───── EXTRACT ─────

Robertson is a fan of the TV series Game of Thrones and swiped the air with his cue after that crucial 55 clearance in the seventh frame and again at the end of the match. “I drove the trident right into the chest!” he joked. “I am hyped for Game of Thrones and that was running through my veins. Sometimes it helps to release some energy, if you focus it in a positive way then it can have a good effect.”
He now meets another Chinese opponent, Lu Ning, who beat Mark King 6-2 with a top break of 104.
World number eight Kyren Wilson was beaten 6-4 by Rod Lawler, who made breaks of 76, 90 and 57.
Ali Carter let slip a 3-1 lead as he went down 6-4 against Sam Craigie, who fired runs of 68, 75, 73, 136 and 54. That result means two-time Crucible finalist Carter will have to play in the qualifying rounds of the World Championship next week. Click the Race to the Crucible to follow that story.
Ken Doherty could not follow up yesterday’s win over Mark Williams as he lost 6-1 to Ricky Walden. Chester’s Walden managed a top break of just 54 but won several scrappy frames as he booked his placed in round four.
Joe O’Connor knocked out John Higgins yesterday but his run ended with a 6-3 reverse against Hossein Vafaei. Iran’s top player Vafaei, who reached the semi-finals of this event two years ago, knocked in runs of 125, 85, 86, 58 and 75.
Luca Brecel top scored with 83 in a 6-4 win over Michael Holt, while Ben Woollaston was in fine form in a 6-3 win over Andrew Higginson, making breaks of 90, 87, 53, 55, 135 and 77.
David Gilbert lost 6-3 to Scott Donaldson in the last 32 of the XingPai China Open and must now wait for other results to find out whether he will be among the top 16 seeds for the World Championship.
Gilbert is 16th in the Race to the Crucible and hoping to be a seeded player in Sheffield for the first time. But with a £225,000 top prize up for grabs this week in Beijing, there are several players below him who could jump into the top 16 by winning the title. All 15 players above Gilbert in the list are now sure of their places at the Crucible.
Scotland’s Donaldson produced a fine display to knock out Gilbert, making breaks of 92, 78, 60, 50 and 64.
Anthony McGill is one of those who could leapfrog Gilbert by winning the title, and he won a Glasgow derby against Stephen Maguire 6-3. After losing the first frame, McGill took six of the next eight with top runs of 70, 70, 73, 82 and 51.

─────

In the snooker report above, who beat Kyren Wilson, and by what score?

───── GIVEN ENTRIES ─────

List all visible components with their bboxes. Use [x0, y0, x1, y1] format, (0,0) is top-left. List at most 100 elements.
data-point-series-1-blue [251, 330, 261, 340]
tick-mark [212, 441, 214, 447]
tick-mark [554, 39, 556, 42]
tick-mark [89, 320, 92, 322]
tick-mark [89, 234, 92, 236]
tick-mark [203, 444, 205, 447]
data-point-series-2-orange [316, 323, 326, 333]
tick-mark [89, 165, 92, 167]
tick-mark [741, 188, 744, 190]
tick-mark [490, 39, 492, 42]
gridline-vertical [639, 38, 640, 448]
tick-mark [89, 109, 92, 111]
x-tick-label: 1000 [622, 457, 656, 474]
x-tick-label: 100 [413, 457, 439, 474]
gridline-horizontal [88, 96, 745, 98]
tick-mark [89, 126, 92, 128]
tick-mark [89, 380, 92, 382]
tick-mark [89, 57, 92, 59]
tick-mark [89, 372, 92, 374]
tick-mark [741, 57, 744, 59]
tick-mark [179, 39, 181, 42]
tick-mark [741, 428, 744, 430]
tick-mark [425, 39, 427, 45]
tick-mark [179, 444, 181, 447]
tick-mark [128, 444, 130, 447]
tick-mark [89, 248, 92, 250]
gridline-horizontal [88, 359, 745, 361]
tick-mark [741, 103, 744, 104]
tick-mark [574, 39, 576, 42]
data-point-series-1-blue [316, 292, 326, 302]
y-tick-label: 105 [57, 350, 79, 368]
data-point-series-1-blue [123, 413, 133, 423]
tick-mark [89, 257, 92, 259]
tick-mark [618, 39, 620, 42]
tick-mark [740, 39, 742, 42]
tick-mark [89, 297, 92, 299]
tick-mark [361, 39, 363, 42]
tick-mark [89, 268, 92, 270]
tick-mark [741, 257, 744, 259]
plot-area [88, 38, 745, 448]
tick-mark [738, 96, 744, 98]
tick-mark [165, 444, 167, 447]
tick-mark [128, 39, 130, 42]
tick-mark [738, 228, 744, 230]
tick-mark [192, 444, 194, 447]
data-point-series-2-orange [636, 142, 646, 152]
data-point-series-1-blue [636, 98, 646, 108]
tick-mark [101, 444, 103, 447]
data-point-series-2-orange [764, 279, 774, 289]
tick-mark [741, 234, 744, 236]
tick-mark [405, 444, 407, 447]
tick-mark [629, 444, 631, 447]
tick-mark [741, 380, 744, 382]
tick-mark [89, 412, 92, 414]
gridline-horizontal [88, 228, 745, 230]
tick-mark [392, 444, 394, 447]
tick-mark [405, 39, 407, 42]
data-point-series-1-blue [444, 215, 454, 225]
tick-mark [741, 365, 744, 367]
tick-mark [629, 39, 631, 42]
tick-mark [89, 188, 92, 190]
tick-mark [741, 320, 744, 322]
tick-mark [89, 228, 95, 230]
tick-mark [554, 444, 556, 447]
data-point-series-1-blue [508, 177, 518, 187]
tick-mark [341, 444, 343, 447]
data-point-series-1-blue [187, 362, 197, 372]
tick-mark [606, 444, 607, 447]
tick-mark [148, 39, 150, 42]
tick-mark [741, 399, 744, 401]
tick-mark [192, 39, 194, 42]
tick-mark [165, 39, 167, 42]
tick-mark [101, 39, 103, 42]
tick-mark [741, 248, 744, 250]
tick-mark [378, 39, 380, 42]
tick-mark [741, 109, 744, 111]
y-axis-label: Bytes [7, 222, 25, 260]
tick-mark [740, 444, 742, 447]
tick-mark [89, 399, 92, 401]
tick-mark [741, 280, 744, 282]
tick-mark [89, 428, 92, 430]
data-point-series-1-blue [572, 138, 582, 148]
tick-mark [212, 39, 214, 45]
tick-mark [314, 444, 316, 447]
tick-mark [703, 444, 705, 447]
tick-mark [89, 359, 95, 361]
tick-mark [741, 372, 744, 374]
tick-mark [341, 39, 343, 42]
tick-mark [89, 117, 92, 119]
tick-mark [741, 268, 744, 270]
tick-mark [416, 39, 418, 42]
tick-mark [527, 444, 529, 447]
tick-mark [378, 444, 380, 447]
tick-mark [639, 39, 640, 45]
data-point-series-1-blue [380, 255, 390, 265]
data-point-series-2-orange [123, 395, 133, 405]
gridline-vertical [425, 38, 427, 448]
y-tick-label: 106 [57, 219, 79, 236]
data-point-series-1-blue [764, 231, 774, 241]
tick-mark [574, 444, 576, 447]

─────

**TASK ANSWER:**
Rod Lawler beat him 6-4.